* Stated exercise: Pull out all lines from the listing below in which the word "name" appears.

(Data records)
>> begin
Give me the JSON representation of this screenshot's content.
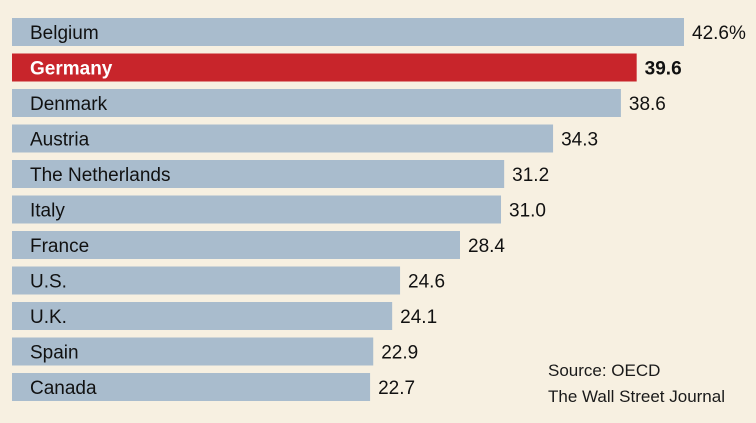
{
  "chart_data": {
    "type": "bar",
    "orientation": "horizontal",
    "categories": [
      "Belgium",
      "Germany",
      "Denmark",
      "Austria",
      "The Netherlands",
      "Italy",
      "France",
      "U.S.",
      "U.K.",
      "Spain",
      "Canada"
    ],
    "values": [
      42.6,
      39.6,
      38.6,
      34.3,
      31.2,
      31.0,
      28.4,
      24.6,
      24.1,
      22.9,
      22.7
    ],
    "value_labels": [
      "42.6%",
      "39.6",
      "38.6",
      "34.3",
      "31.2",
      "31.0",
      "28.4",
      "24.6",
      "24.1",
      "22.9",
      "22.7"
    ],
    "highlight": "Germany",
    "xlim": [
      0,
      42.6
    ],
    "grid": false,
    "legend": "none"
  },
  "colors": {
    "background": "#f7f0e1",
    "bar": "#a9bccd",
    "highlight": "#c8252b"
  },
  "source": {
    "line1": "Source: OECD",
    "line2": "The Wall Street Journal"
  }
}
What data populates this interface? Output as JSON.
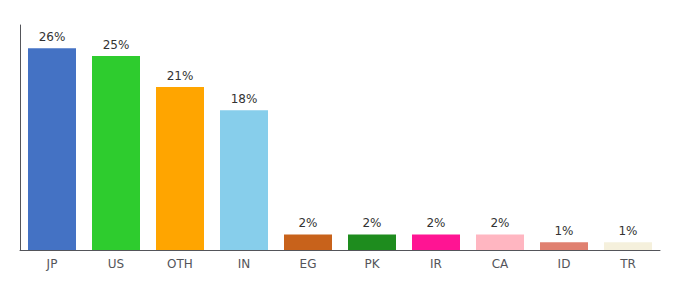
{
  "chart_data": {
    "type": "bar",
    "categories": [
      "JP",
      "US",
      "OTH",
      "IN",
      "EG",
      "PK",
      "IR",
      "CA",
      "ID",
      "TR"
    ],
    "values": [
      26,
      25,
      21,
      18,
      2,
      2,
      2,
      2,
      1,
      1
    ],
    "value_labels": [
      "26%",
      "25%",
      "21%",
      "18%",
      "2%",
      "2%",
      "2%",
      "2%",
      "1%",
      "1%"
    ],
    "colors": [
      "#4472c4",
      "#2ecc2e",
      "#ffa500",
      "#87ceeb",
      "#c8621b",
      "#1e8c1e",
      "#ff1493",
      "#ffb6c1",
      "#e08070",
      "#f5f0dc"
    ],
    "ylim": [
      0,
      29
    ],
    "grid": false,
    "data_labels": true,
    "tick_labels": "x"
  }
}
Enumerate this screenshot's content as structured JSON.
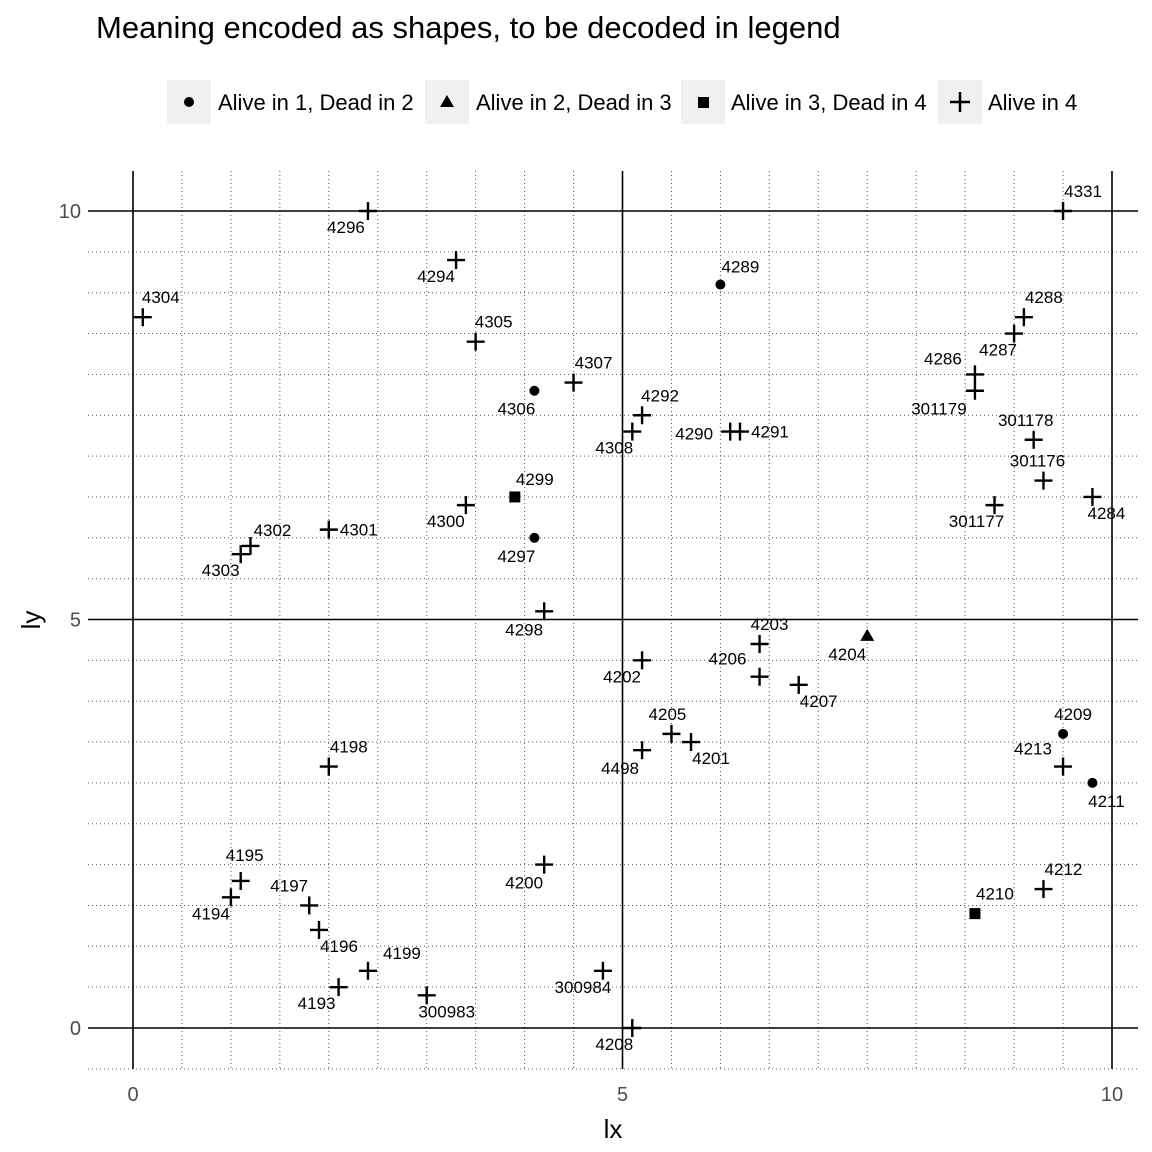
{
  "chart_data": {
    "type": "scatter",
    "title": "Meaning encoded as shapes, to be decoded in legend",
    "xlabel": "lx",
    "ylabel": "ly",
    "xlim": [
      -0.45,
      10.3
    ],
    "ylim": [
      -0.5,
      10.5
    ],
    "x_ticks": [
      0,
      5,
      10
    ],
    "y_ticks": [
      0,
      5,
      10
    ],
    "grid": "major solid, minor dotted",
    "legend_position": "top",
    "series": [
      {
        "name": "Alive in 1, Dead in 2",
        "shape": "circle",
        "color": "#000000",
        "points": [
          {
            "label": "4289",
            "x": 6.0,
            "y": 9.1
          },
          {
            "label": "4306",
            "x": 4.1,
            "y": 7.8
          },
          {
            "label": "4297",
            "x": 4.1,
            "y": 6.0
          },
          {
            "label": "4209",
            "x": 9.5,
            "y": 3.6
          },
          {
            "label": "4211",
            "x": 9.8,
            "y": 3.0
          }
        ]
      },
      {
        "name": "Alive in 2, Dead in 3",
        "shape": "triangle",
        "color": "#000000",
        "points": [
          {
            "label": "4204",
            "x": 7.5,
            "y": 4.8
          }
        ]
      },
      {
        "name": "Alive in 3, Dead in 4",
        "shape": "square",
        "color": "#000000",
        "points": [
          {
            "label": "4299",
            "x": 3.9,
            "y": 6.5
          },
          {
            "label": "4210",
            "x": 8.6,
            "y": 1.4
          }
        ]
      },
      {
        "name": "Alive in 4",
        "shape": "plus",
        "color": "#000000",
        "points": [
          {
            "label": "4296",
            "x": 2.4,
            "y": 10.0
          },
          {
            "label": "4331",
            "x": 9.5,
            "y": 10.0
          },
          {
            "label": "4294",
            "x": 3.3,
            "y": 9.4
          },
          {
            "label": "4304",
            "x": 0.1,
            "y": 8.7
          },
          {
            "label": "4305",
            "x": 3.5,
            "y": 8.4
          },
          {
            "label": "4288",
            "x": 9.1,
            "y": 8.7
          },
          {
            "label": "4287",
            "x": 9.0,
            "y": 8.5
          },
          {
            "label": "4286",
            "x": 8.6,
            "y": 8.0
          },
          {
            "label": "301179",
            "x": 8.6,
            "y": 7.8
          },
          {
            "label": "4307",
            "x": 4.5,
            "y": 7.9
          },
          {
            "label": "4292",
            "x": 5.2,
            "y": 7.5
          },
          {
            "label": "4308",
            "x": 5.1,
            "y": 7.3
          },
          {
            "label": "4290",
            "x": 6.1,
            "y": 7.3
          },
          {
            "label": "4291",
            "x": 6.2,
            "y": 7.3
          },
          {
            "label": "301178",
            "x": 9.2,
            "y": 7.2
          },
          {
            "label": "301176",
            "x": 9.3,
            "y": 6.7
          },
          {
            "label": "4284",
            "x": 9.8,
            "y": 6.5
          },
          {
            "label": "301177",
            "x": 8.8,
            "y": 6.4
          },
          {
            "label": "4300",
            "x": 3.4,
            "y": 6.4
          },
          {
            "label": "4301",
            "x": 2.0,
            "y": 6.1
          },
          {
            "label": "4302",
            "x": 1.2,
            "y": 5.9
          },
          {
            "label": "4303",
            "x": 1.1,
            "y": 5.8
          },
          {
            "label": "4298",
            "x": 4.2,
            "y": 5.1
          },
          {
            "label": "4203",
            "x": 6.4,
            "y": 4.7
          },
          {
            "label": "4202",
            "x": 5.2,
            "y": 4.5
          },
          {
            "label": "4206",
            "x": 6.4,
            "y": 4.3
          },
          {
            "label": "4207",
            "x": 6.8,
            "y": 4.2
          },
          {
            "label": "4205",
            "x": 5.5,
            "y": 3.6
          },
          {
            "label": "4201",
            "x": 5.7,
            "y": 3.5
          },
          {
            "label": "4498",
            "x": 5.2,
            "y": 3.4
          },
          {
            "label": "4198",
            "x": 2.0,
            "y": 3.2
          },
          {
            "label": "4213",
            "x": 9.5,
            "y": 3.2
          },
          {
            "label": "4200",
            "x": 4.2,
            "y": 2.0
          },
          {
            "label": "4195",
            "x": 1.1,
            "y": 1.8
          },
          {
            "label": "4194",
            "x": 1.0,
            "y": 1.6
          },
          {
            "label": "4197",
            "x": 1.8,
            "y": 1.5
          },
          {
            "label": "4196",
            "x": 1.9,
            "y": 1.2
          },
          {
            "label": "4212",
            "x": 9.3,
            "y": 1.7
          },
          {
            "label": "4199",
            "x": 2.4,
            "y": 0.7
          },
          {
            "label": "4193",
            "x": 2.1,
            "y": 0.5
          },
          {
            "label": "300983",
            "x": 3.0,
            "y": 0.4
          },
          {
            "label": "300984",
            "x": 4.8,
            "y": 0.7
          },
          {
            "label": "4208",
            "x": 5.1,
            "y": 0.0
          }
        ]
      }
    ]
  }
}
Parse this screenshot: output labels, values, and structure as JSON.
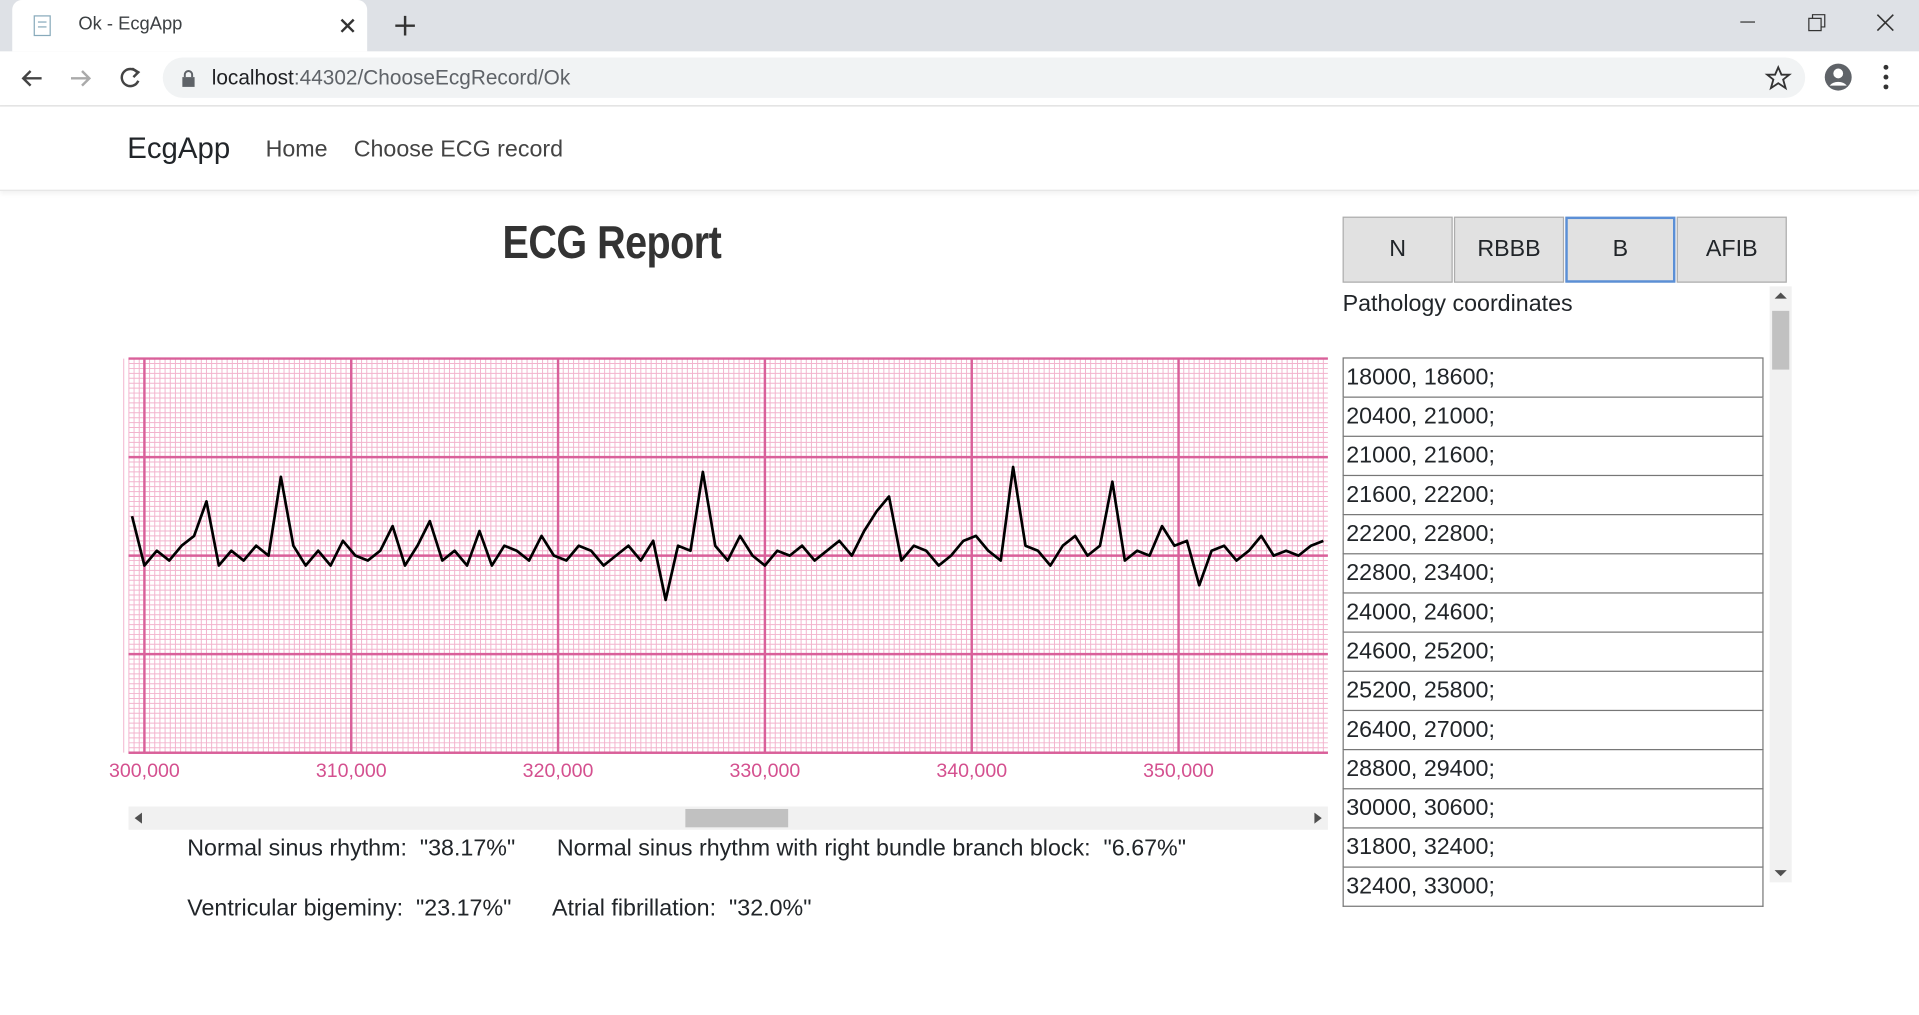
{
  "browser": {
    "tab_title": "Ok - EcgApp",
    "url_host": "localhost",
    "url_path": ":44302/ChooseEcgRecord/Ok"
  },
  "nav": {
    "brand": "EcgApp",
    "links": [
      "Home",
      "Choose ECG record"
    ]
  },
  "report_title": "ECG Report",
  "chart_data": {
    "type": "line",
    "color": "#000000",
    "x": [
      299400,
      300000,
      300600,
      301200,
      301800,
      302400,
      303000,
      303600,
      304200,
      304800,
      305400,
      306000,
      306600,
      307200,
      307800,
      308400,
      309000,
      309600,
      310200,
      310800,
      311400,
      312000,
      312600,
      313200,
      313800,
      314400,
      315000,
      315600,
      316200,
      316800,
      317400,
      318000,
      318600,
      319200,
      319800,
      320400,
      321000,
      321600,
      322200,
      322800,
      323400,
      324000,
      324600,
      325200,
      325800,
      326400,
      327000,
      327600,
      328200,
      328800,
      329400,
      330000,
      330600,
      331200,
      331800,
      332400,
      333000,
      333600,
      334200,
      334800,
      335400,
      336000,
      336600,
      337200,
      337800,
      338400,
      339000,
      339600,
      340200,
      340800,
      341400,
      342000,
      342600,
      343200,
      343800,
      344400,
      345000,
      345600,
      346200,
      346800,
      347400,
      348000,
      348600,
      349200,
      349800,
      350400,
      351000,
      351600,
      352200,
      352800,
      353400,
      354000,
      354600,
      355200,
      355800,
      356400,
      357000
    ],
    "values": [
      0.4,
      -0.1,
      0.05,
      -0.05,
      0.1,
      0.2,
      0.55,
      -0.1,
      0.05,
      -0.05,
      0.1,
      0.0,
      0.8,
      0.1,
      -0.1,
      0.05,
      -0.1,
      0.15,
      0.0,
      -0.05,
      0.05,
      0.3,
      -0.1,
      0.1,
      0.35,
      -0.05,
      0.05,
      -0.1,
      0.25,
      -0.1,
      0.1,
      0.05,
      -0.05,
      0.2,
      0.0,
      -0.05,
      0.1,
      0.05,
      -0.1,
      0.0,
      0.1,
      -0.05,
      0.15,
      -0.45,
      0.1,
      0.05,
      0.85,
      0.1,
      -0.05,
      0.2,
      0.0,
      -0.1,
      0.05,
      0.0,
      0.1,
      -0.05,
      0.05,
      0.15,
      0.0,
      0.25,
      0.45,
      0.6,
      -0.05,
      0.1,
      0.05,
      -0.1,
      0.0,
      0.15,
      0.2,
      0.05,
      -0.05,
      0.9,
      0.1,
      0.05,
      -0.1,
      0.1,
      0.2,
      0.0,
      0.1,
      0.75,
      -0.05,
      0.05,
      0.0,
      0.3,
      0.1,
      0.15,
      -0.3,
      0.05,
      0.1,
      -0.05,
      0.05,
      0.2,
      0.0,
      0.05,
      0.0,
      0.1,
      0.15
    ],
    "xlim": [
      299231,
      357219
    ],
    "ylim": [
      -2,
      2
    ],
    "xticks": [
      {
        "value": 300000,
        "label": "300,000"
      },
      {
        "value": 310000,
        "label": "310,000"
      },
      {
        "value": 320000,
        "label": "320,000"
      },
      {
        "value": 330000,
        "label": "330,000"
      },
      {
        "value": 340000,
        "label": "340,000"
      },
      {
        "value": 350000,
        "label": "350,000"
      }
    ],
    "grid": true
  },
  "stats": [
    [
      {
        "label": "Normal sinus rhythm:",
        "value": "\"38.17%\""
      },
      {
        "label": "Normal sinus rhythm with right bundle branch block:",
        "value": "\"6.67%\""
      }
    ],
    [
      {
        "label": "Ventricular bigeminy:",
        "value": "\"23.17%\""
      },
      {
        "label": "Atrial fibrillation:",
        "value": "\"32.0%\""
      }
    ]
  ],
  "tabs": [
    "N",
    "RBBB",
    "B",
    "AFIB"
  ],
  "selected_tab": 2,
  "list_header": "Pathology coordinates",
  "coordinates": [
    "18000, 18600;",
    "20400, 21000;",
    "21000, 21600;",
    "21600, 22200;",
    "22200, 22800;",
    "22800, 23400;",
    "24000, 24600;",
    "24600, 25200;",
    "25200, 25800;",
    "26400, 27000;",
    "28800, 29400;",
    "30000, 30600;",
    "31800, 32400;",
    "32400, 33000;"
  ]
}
>> end
* Final answer:
        "name": "Alive in 1, Dead in 2",
        "name": "Alive in 2, Dead in 3",
        "name": "Alive in 3, Dead in 4",
        "name": "Alive in 4",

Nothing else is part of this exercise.